Task brief: Pull out every line containing the string "сирот".

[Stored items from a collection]
*-*-*

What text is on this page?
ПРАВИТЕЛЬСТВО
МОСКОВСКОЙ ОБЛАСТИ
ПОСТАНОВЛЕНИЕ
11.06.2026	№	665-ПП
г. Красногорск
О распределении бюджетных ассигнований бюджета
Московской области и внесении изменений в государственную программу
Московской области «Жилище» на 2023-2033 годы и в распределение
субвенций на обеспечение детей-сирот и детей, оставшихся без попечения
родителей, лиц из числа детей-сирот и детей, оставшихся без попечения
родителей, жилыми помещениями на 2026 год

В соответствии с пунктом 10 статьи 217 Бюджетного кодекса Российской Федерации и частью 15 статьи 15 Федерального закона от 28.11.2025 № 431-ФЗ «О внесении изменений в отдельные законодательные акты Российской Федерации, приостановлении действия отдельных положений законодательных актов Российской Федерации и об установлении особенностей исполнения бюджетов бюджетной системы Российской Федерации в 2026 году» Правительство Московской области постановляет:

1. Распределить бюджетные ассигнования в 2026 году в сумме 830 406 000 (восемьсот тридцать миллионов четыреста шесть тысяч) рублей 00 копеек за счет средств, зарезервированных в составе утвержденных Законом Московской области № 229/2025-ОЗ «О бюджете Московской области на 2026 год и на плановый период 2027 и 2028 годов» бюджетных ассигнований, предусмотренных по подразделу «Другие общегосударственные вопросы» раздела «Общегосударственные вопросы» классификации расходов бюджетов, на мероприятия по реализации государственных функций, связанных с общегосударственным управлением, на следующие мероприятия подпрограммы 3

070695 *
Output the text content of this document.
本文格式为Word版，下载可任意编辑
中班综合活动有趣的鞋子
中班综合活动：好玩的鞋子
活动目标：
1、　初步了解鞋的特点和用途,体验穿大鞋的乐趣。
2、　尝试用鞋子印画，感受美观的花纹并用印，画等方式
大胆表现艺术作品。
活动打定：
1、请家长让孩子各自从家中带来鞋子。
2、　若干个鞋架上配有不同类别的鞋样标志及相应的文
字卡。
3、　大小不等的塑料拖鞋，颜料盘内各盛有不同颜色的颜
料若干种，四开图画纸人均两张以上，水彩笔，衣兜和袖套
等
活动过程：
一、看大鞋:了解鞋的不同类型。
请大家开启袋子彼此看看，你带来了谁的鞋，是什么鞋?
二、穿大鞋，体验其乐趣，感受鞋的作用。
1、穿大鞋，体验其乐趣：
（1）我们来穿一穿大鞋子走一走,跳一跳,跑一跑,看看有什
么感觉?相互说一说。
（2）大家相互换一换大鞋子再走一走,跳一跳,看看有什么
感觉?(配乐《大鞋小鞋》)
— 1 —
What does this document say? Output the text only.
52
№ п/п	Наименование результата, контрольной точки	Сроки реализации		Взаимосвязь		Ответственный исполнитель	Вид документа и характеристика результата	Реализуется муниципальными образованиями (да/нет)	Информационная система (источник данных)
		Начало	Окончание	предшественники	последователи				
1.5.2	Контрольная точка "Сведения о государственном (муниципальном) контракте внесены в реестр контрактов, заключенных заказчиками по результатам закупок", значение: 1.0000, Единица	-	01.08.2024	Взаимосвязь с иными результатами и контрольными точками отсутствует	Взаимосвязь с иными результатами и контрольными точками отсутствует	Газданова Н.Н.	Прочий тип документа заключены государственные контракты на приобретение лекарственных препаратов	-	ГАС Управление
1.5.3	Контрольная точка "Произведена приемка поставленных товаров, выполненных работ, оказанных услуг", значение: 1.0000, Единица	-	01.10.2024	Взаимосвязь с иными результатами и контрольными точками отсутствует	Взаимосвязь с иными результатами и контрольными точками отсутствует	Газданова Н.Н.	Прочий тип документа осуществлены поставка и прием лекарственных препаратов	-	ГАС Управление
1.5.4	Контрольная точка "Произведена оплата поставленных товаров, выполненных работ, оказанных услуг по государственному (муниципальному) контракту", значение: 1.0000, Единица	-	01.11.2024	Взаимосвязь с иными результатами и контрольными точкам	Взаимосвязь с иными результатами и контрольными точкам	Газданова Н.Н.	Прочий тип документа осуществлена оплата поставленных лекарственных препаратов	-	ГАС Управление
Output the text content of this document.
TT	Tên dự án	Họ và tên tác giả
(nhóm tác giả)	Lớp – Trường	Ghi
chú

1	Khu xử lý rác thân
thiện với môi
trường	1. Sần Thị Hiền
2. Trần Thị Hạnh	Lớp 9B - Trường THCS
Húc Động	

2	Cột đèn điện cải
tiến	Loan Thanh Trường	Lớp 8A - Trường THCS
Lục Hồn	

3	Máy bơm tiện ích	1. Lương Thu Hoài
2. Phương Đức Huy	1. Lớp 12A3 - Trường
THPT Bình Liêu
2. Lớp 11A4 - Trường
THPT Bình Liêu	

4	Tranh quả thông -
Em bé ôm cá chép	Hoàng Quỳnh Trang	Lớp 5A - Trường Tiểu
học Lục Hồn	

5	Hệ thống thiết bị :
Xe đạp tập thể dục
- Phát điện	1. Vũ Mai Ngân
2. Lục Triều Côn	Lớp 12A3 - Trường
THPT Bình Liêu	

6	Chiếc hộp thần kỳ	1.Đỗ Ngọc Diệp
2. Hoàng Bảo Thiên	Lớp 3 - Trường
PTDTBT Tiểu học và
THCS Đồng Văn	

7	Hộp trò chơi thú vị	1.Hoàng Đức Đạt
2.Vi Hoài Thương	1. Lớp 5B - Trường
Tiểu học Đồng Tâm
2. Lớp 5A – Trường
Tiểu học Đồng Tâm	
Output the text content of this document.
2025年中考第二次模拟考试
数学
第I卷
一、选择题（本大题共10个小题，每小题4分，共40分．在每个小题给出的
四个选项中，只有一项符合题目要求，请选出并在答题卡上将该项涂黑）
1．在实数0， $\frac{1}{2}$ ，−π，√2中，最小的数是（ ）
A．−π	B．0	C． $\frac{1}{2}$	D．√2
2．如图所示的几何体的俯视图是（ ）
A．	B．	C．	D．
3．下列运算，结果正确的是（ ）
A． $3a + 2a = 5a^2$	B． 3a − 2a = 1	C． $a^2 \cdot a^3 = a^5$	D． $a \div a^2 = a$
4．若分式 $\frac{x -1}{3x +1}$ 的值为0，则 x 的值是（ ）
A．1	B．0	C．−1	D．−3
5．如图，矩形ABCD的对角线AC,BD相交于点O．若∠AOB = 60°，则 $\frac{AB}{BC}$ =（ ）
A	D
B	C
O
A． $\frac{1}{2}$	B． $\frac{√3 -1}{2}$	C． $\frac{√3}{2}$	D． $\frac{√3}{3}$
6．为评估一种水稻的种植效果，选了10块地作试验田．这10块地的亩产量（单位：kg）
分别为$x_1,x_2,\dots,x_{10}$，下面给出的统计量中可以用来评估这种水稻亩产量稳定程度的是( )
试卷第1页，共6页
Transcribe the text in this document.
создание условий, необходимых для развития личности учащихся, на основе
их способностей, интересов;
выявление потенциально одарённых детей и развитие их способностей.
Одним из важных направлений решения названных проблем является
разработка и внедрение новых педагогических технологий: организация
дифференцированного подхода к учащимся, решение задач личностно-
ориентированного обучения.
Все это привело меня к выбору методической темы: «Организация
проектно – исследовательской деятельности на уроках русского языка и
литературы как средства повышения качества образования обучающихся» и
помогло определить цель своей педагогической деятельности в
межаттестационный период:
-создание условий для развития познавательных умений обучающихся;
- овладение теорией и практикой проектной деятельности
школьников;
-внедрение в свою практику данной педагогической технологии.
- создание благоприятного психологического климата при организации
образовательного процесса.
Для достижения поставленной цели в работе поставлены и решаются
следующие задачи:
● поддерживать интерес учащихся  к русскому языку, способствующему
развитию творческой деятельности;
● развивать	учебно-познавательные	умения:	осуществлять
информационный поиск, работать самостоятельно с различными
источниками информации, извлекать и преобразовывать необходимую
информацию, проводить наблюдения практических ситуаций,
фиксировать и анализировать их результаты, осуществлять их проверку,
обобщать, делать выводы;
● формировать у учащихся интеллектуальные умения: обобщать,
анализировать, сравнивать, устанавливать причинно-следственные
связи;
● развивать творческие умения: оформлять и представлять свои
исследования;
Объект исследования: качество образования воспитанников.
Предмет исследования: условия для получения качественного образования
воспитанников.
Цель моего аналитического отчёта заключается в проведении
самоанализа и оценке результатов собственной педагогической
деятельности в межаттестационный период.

*-*-*

Output:
субвенций на обеспечение детей-сирот и детей, оставшихся без попечения
родителей, лиц из числа детей-сирот и детей, оставшихся без попечения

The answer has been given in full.